--- INFORMATION PROVIDED ---

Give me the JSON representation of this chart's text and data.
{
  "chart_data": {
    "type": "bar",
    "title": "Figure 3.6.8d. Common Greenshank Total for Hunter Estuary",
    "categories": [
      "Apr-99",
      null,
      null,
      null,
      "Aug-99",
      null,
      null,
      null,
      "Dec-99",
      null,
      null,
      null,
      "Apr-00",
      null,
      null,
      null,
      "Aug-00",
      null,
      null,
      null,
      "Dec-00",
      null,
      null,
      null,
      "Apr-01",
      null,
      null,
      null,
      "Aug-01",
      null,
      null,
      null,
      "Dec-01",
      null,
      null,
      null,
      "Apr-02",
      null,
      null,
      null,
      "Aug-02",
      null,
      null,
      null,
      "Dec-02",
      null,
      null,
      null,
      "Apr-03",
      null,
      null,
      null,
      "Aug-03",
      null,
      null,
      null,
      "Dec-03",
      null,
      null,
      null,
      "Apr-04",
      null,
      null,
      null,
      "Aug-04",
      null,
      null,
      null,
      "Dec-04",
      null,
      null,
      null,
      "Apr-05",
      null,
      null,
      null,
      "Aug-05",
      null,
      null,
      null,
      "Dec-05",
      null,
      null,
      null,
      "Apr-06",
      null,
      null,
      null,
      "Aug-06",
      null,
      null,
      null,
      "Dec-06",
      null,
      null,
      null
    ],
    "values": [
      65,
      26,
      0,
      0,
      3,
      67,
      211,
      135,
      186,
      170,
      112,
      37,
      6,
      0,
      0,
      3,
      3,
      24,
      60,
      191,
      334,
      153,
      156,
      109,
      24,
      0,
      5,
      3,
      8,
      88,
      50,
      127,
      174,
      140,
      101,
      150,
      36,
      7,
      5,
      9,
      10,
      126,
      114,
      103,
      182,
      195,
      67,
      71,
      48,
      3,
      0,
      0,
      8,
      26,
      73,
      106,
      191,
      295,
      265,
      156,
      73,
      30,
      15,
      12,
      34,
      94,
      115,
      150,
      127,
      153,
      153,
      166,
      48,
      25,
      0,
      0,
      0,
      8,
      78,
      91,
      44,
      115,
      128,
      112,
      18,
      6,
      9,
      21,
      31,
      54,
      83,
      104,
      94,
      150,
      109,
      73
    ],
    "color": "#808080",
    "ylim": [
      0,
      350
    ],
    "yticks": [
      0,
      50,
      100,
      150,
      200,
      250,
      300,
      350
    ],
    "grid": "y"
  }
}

---

#### WRITTEN PROBLEM:
Quote each line of the data above exactly as written.

#### SOLUTION TO THIS PROBLEM:
Give me the JSON representation of this chart's text and data.
{
  "chart_data": {
    "type": "bar",
    "title": "Figure 3.6.8d. Common Greenshank Total for Hunter Estuary",
    "categories": [
      "Apr-99",
      null,
      null,
      null,
      "Aug-99",
      null,
      null,
      null,
      "Dec-99",
      null,
      null,
      null,
      "Apr-00",
      null,
      null,
      null,
      "Aug-00",
      null,
      null,
      null,
      "Dec-00",
      null,
      null,
      null,
      "Apr-01",
      null,
      null,
      null,
      "Aug-01",
      null,
      null,
      null,
      "Dec-01",
      null,
      null,
      null,
      "Apr-02",
      null,
      null,
      null,
      "Aug-02",
      null,
      null,
      null,
      "Dec-02",
      null,
      null,
      null,
      "Apr-03",
      null,
      null,
      null,
      "Aug-03",
      null,
      null,
      null,
      "Dec-03",
      null,
      null,
      null,
      "Apr-04",
      null,
      null,
      null,
      "Aug-04",
      null,
      null,
      null,
      "Dec-04",
      null,
      null,
      null,
      "Apr-05",
      null,
      null,
      null,
      "Aug-05",
      null,
      null,
      null,
      "Dec-05",
      null,
      null,
      null,
      "Apr-06",
      null,
      null,
      null,
      "Aug-06",
      null,
      null,
      null,
      "Dec-06",
      null,
      null,
      null
    ],
    "values": [
      65,
      26,
      0,
      0,
      3,
      67,
      211,
      135,
      186,
      170,
      112,
      37,
      6,
      0,
      0,
      3,
      3,
      24,
      60,
      191,
      334,
      153,
      156,
      109,
      24,
      0,
      5,
      3,
      8,
      88,
      50,
      127,
      174,
      140,
      101,
      150,
      36,
      7,
      5,
      9,
      10,
      126,
      114,
      103,
      182,
      195,
      67,
      71,
      48,
      3,
      0,
      0,
      8,
      26,
      73,
      106,
      191,
      295,
      265,
      156,
      73,
      30,
      15,
      12,
      34,
      94,
      115,
      150,
      127,
      153,
      153,
      166,
      48,
      25,
      0,
      0,
      0,
      8,
      78,
      91,
      44,
      115,
      128,
      112,
      18,
      6,
      9,
      21,
      31,
      54,
      83,
      104,
      94,
      150,
      109,
      73
    ],
    "color": "#808080",
    "ylim": [
      0,
      350
    ],
    "yticks": [
      0,
      50,
      100,
      150,
      200,
      250,
      300,
      350
    ],
    "grid": "y"
  }
}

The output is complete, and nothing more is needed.